--- Start LISTED RECORDS ---
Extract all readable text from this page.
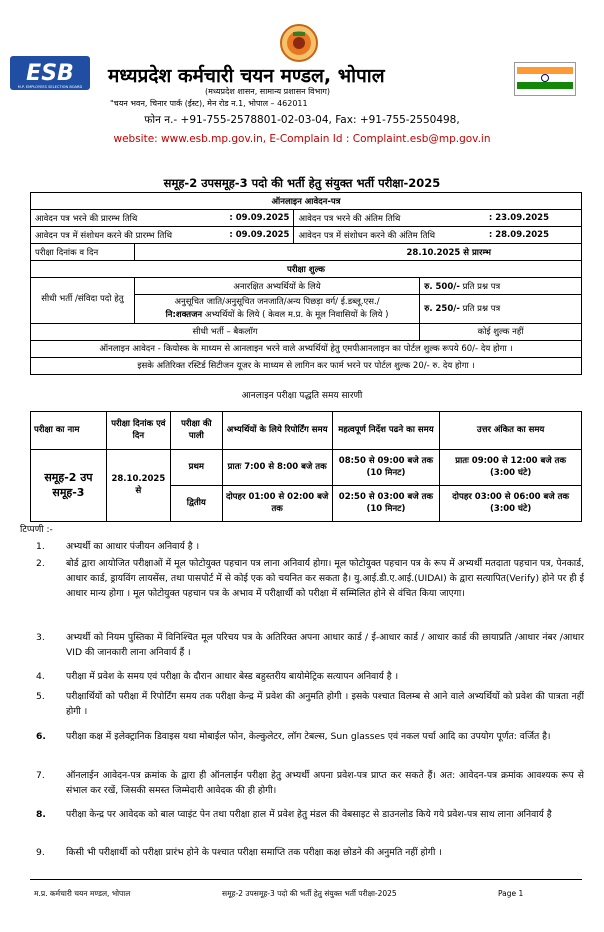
ESB
M.P. EMPLOYEES SELECTION BOARD मध्यप्रदेश कर्मचारी चयन मण्डल, भोपाल
(मध्यप्रदेश शासन, सामान्य प्रशासन विभाग)
"चयन भवन, चिनार पार्क (ईस्ट), मेन रोड न.1, भोपाल – 462011
फोन न.- +91-755-2578801-02-03-04, Fax: +91-755-2550498,
website: www.esb.mp.gov.in, E-Complain Id : Complaint.esb@mp.gov.in
समूह-2 उपसमूह-3 पदो की भर्ती हेतु संयुक्त भर्ती परीक्षा-2025
ऑनलाइन आवेदन-पत्र			
आवेदन पत्र भरने की प्रारम्भ तिथि : 09.09.2025		आवेदन पत्र भरने की अंतिम तिथि : 23.09.2025	

आवेदन पत्र में संशोधन करने की प्रारम्भ तिथि : 09.09.2025		आवेदन पत्र में संशोधन करने की अंतिम तिथि : 28.09.2025	

परीक्षा दिनांक व दिन	28.10.2025 से प्रारम्भ		
परीक्षा शुल्क			
सीधी भर्ती /संविदा पदो हेतु	अनारक्षित अभ्यर्थियों के लिये		रु. 500/- प्रति प्रश्न पत्र
	अनुसूचित जाति/अनुसूचित जनजाति/अन्य पिछड़ा वर्ग/ ई.डब्लू.एस./
नि:शक्तजन अभ्यर्थियों के लिये ( केवल म.प्र. के मूल निवासियों के लिये )		रु. 250/- प्रति प्रश्न पत्र
सीधी भर्ती – बैकलॉग			कोई शुल्क नहीं
ऑनलाइन आवेदन - कियोस्क के माध्यम से आनलाइन भरने वाले अभ्यर्थियों हेतु एमपीआनलाइन का पोर्टल शुल्क रूपये 60/- देय होगा ।			
इसके अतिरिक्त रस्टिर्ड सिटीजन यूजर के माध्यम से लागिन कर फार्म भरने पर पोर्टल शुल्क 20/- रु. देय होगा ।			
आनलाइन परीक्षा पद्धति समय सारणी
परीक्षा का नाम	परीक्षा दिनांक एवं दिन	परीक्षा की पाली	अभ्यर्थियों के लिये रिपोर्टिंग समय	महत्वपूर्ण निर्देश पढने का समय	उत्तर अंकित का समय
समूह-2 उप समूह-3	28.10.2025 से	प्रथम	प्रातः 7:00 से 8:00 बजे तक	08:50 से 09:00 बजे तक (10 मिनट)	प्रातः 09:00 से 12:00 बजे तक (3:00 घंटे)
		द्वितीय	दोपहर 01:00 से 02:00 बजे तक	02:50 से 03:00 बजे तक (10 मिनट)	दोपहर 03:00 से 06:00 बजे तक (3:00 घंटे)
टिप्पणी :-
1. अभ्यर्थी का आधार पंजीयन अनिवार्य है ।
2. बोर्ड द्वारा आयोजित परीक्षाओं में मूल फोटोयुक्त पहचान पत्र लाना अनिवार्य होगा। मूल फोटोयुक्त पहचान पत्र के रूप में अभ्यर्थी मतदाता पहचान पत्र, पेनकार्ड, आधार कार्ड, ड्रायविंग लायसेंस, तथा पासपोर्ट में से कोई एक को चयनित कर सकता है। यु.आई.डी.ए.आई.(UIDAI) के द्वारा सत्यापित(Verify) होने पर ही ई आधार मान्य होगा । मूल फोटोयुक्त पहचान पत्र के अभाव में परीक्षार्थी को परीक्षा में सम्मिलित होने से वंचित किया जाएगा।
3. अभ्यर्थी को नियम पुस्तिका में विनिश्चित मूल परिचय पत्र के अतिरिक्त अपना आधार कार्ड / ई-आधार कार्ड / आधार कार्ड की छायाप्रति /आधार नंबर /आधार VID की जानकारी लाना अनिवार्य हैं ।
4. परीक्षा में प्रवेश के समय एवं परीक्षा के दौरान आधार बेस्ड बहुस्तरीय बायोमेट्रिक सत्यापन अनिवार्य है ।
5. परीक्षार्थियों को परीक्षा में रिपोर्टिंग समय तक परीक्षा केन्द्र में प्रवेश की अनुमति होगी । इसके पश्चात विलम्ब से आने वाले अभ्यर्थियों को प्रवेश की पात्रता नहीं होगी ।
6. परीक्षा कक्ष में इलेक्ट्रानिक डिवाइस यथा मोबाईल फोन, केल्कुलेटर, लॉग टेबल्स, Sun glasses एवं नकल पर्चा आदि का उपयोग पूर्णत: वर्जित है।
7. ऑनलाईन आवेदन-पत्र क्रमांक के द्वारा ही ऑनलाईन परीक्षा हेतु अभ्यर्थी अपना प्रवेश-पत्र प्राप्त कर सकते हैं। अत: आवेदन-पत्र क्रमांक आवश्यक रूप से संभाल कर रखें, जिसकी समस्त जिम्मेदारी आवेदक की ही होगी।
8. परीक्षा केन्द्र पर आवेदक को बाल प्वाइंट पेन तथा परीक्षा हाल में प्रवेश हेतु मंडल की वेबसाइट से डाउनलोड किये गये प्रवेश-पत्र साथ लाना अनिवार्य है
9. किसी भी परीक्षार्थी को परीक्षा प्रारंभ होने के पश्चात परीक्षा समाप्ति तक परीक्षा कक्ष छोडने की अनुमति नहीं होगी ।
म.प्र. कर्मचारी चयन मण्डल, भोपाल	समूह-2 उपसमूह-3 पदो की भर्ती हेतु संयुक्त भर्ती परीक्षा-2025	Page 1
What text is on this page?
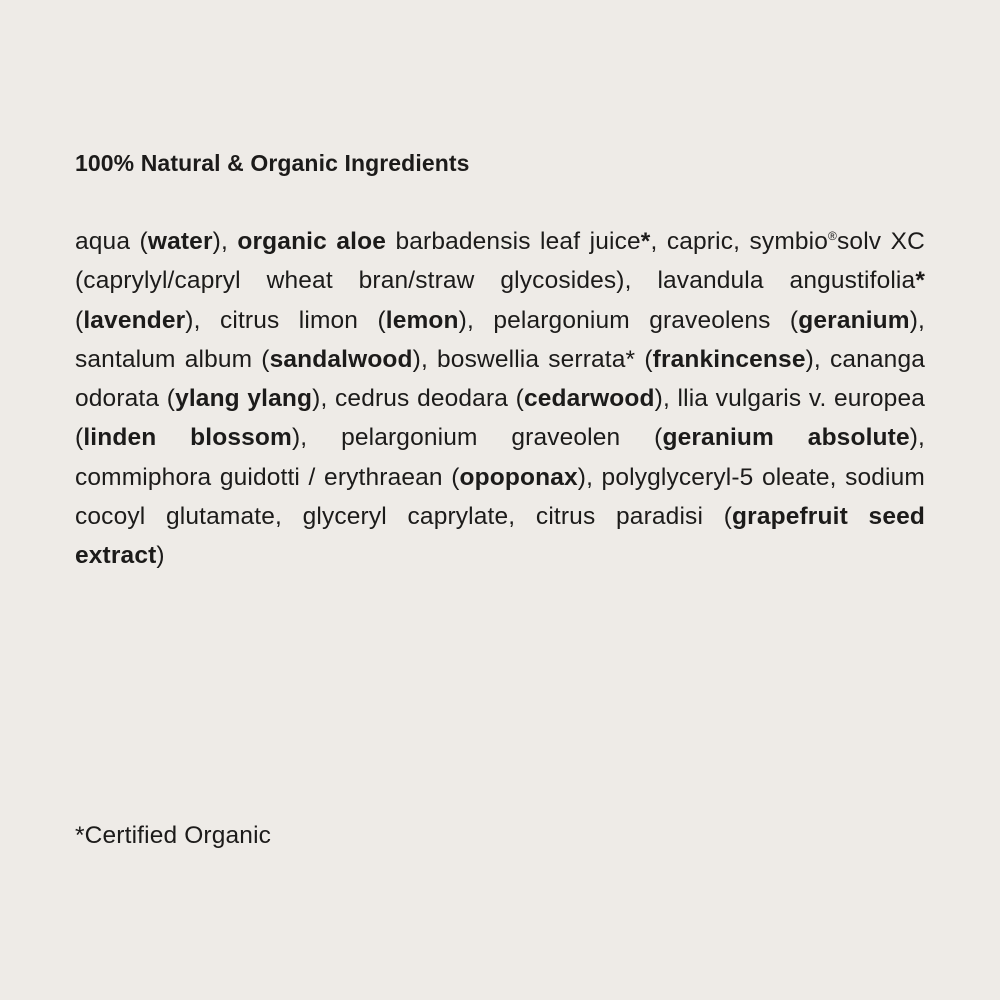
100% Natural & Organic Ingredients

aqua (water), organic aloe barbadensis leaf juice*, capric, symbio®solv XC (caprylyl/capryl wheat bran/straw glycosides), lavandula angustifolia* (lavender), citrus limon (lemon), pelargonium graveolens (geranium), santalum album (sandalwood), boswellia serrata* (frankincense), cananga odorata (ylang ylang), cedrus deodara (cedarwood), llia vulgaris v. europea (linden blossom), pelargonium graveolen (geranium absolute), commiphora guidotti / erythraean (opoponax), polyglyceryl-5 oleate, sodium cocoyl glutamate, glyceryl caprylate, citrus paradisi (grapefruit seed extract)

*Certified Organic
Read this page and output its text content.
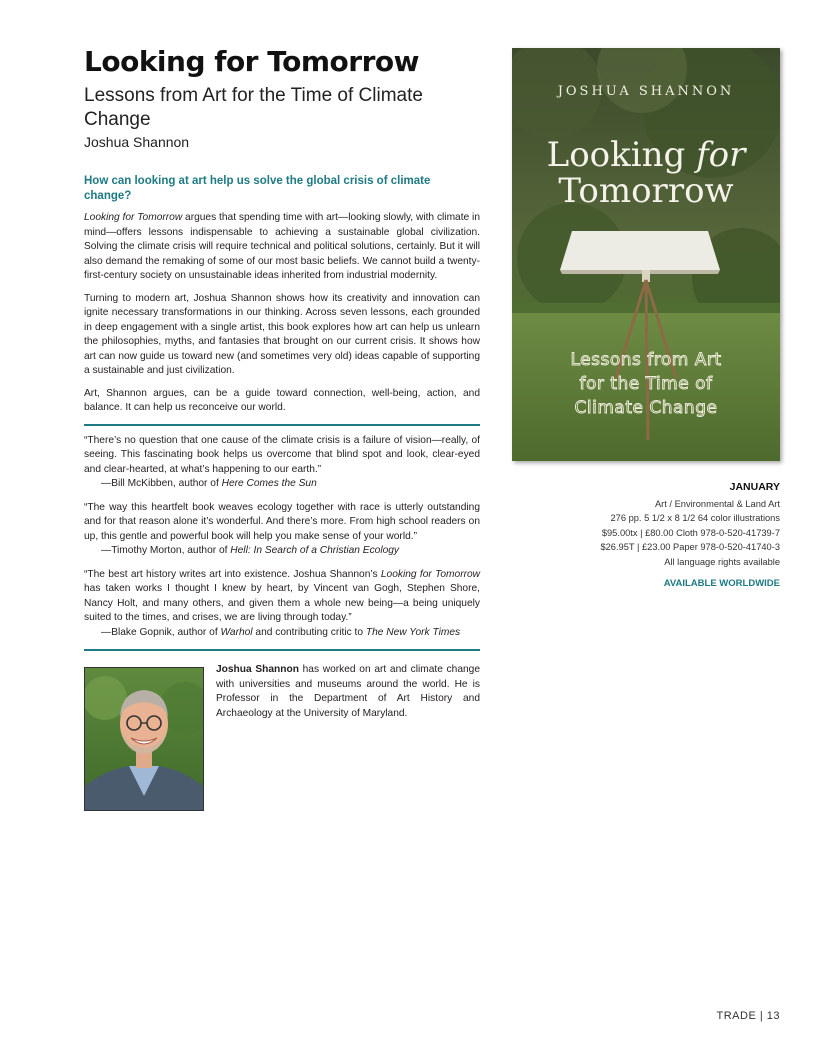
Looking for Tomorrow

Lessons from Art for the Time of Climate Change

Joshua Shannon

How can looking at art help us solve the global crisis of climate change?

Looking for Tomorrow argues that spending time with art—looking slowly, with climate in mind—offers lessons indispensable to achieving a sustainable global civilization. Solving the climate crisis will require technical and political solutions, certainly. But it will also demand the remaking of some of our most basic beliefs. We cannot build a twenty-first-century society on unsustainable ideas inherited from industrial modernity.

Turning to modern art, Joshua Shannon shows how its creativity and innovation can ignite necessary transformations in our thinking. Across seven lessons, each grounded in deep engagement with a single artist, this book explores how art can help us unlearn the philosophies, myths, and fantasies that brought on our current crisis. It shows how art can now guide us toward new (and sometimes very old) ideas capable of supporting a sustainable and just civilization.

Art, Shannon argues, can be a guide toward connection, well-being, action, and balance. It can help us reconceive our world.

“There’s no question that one cause of the climate crisis is a failure of vision—really, of seeing. This fascinating book helps us overcome that blind spot and look, clear-eyed and clear-hearted, at what’s happening to our earth.”

—Bill McKibben, author of Here Comes the Sun

“The way this heartfelt book weaves ecology together with race is utterly outstanding and for that reason alone it’s wonderful. And there’s more. From high school readers on up, this gentle and powerful book will help you make sense of your world.”

—Timothy Morton, author of Hell: In Search of a Christian Ecology

“The best art history writes art into existence. Joshua Shannon’s Looking for Tomorrow has taken works I thought I knew by heart, by Vincent van Gogh, Stephen Shore, Nancy Holt, and many others, and given them a whole new being—a being uniquely suited to the times, and crises, we are living through today.”

—Blake Gopnik, author of Warhol and contributing critic to The New York Times

Joshua Shannon has worked on art and climate change with universities and museums around the world. He is Professor in the Department of Art History and Archaeology at the University of Maryland.

JOSHUA SHANNON
Looking for
Tomorrow
Lessons from Art
for the Time of
Climate Change
JANUARY
Art / Environmental & Land Art
276 pp. 5 1/2 x 8 1/2 64 color illustrations
$95.00tx | £80.00 Cloth 978-0-520-41739-7
$26.95T | £23.00 Paper 978-0-520-41740-3
All language rights available
AVAILABLE WORLDWIDE
TRADE | 13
--- End LISTED RECORDS ---
§ **WHAT TO DO**:
Show all lines in the entries above where the string "text" appears.

§ **TASK OUTPUT**:
Extract all readable text from this page.
What text is on this page?
Read this page and output its text content.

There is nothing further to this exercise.